▸ **Directions for this task**: An exact copy of the records is required, minus the pictures they hold.

▸ **Supplied data**:
-- begin --

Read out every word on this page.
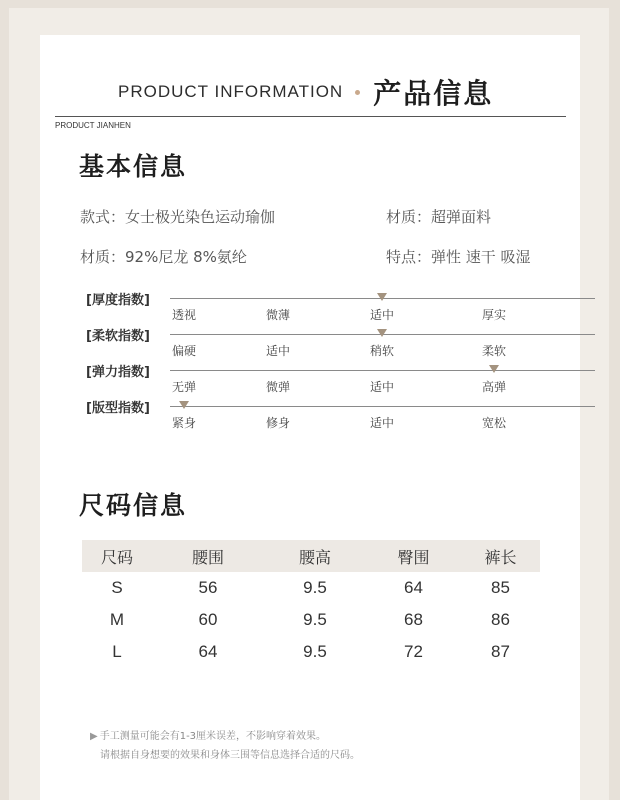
PRODUCT INFORMATION 产品信息
PRODUCT JIANHEN
基本信息
款式：女士极光染色运动瑜伽	材质：超弹面料
材质：92%尼龙 8%氨纶	特点：弹性 速干 吸湿
[厚度指数]
透视	微薄	适中	厚实
[柔软指数]
偏硬	适中	稍软	柔软
[弹力指数]
无弹	微弹	适中	高弹
[版型指数]
紧身	修身	适中	宽松
尺码信息
尺码	腰围	腰高	臀围	裤长
S	56	9.5	64	85
M	60	9.5	68	86
L	64	9.5	72	87
▶ 手工测量可能会有1-3厘米误差，不影响穿着效果。
请根据自身想要的效果和身体三围等信息选择合适的尺码。
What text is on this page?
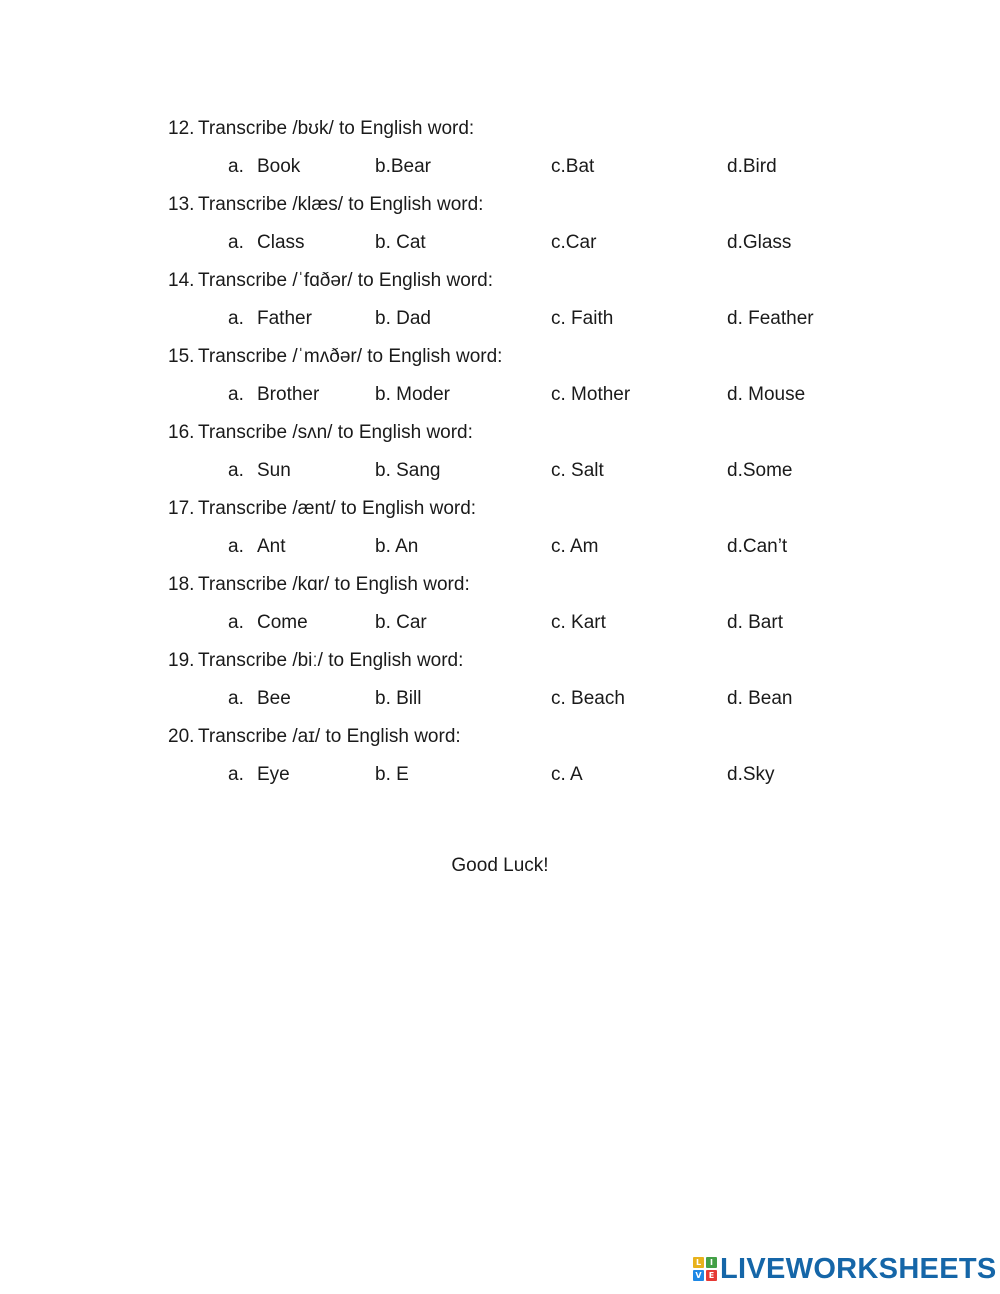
12. Transcribe /bʊk/ to English word:
a. Book	b.Bear	c.Bat	d.Bird
13. Transcribe /klæs/ to English word:
a. Class	b. Cat	c.Car	d.Glass
14. Transcribe /ˈfɑðər/ to English word:
a. Father	b. Dad	c. Faith	d. Feather
15. Transcribe /ˈmʌðər/ to English word:
a. Brother	b. Moder	c. Mother	d. Mouse
16. Transcribe /sʌn/ to English word:
a. Sun	b. Sang	c. Salt	d.Some
17. Transcribe /ænt/ to English word:
a. Ant	b. An	c. Am	d.Can’t
18. Transcribe /kɑr/ to English word:
a. Come	b. Car	c. Kart	d. Bart
19. Transcribe /biː/ to English word:
a. Bee	b. Bill	c. Beach	d. Bean
20. Transcribe /aɪ/ to English word:
a. Eye	b. E	c. A	d.Sky
Good Luck!
L	I
V E LIVEWORKSHEETS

-- end --

▸ **Result of the exercise**:
Read out every word on this page.
PRODUCT INFORMATION 产品信息
PRODUCT JIANHEN
基本信息
款式：女士极光染色运动瑜伽	材质：超弹面料
材质：92%尼龙 8%氨纶	特点：弹性 速干 吸湿
[厚度指数]
透视	微薄	适中	厚实
[柔软指数]
偏硬	适中	稍软	柔软
[弹力指数]
无弹	微弹	适中	高弹
[版型指数]
紧身	修身	适中	宽松
尺码信息
尺码	腰围	腰高	臀围	裤长
S	56	9.5	64	85
M	60	9.5	68	86
L	64	9.5	72	87
▶ 手工测量可能会有1-3厘米误差，不影响穿着效果。
请根据自身想要的效果和身体三围等信息选择合适的尺码。
What text is on this page?
12. Transcribe /bʊk/ to English word:
a. Book	b.Bear	c.Bat	d.Bird
13. Transcribe /klæs/ to English word:
a. Class	b. Cat	c.Car	d.Glass
14. Transcribe /ˈfɑðər/ to English word:
a. Father	b. Dad	c. Faith	d. Feather
15. Transcribe /ˈmʌðər/ to English word:
a. Brother	b. Moder	c. Mother	d. Mouse
16. Transcribe /sʌn/ to English word:
a. Sun	b. Sang	c. Salt	d.Some
17. Transcribe /ænt/ to English word:
a. Ant	b. An	c. Am	d.Can’t
18. Transcribe /kɑr/ to English word:
a. Come	b. Car	c. Kart	d. Bart
19. Transcribe /biː/ to English word:
a. Bee	b. Bill	c. Beach	d. Bean
20. Transcribe /aɪ/ to English word:
a. Eye	b. E	c. A	d.Sky
Good Luck!
L	I
V E LIVEWORKSHEETS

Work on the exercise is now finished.